Items listed in a dataset
━━━━━━━━━━━━━━━━━━━━
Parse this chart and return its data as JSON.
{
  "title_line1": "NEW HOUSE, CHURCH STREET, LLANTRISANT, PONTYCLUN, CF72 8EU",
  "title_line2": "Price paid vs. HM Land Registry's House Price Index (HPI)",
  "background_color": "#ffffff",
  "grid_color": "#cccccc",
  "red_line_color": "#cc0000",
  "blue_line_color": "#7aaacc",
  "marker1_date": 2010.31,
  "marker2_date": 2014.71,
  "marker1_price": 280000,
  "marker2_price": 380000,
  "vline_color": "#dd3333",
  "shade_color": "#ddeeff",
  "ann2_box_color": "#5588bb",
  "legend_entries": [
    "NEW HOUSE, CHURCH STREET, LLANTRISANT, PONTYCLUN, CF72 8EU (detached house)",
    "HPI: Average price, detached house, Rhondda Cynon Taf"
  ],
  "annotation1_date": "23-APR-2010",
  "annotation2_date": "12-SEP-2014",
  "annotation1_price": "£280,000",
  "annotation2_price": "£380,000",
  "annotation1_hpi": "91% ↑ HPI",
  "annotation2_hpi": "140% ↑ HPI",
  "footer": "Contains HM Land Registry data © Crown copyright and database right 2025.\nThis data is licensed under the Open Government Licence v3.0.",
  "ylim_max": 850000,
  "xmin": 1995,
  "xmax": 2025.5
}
━━━━━━━━━━━━━━━━━━━━
▶ **Instruction**:
All of the data must be returned exactly.

▶ **Result below**:
Parse this chart and return its data as JSON.
{
  "title_line1": "NEW HOUSE, CHURCH STREET, LLANTRISANT, PONTYCLUN, CF72 8EU",
  "title_line2": "Price paid vs. HM Land Registry's House Price Index (HPI)",
  "background_color": "#ffffff",
  "grid_color": "#cccccc",
  "red_line_color": "#cc0000",
  "blue_line_color": "#7aaacc",
  "marker1_date": 2010.31,
  "marker2_date": 2014.71,
  "marker1_price": 280000,
  "marker2_price": 380000,
  "vline_color": "#dd3333",
  "shade_color": "#ddeeff",
  "ann2_box_color": "#5588bb",
  "legend_entries": [
    "NEW HOUSE, CHURCH STREET, LLANTRISANT, PONTYCLUN, CF72 8EU (detached house)",
    "HPI: Average price, detached house, Rhondda Cynon Taf"
  ],
  "annotation1_date": "23-APR-2010",
  "annotation2_date": "12-SEP-2014",
  "annotation1_price": "£280,000",
  "annotation2_price": "£380,000",
  "annotation1_hpi": "91% ↑ HPI",
  "annotation2_hpi": "140% ↑ HPI",
  "footer": "Contains HM Land Registry data © Crown copyright and database right 2025.\nThis data is licensed under the Open Government Licence v3.0.",
  "ylim_max": 850000,
  "xmin": 1995,
  "xmax": 2025.5
}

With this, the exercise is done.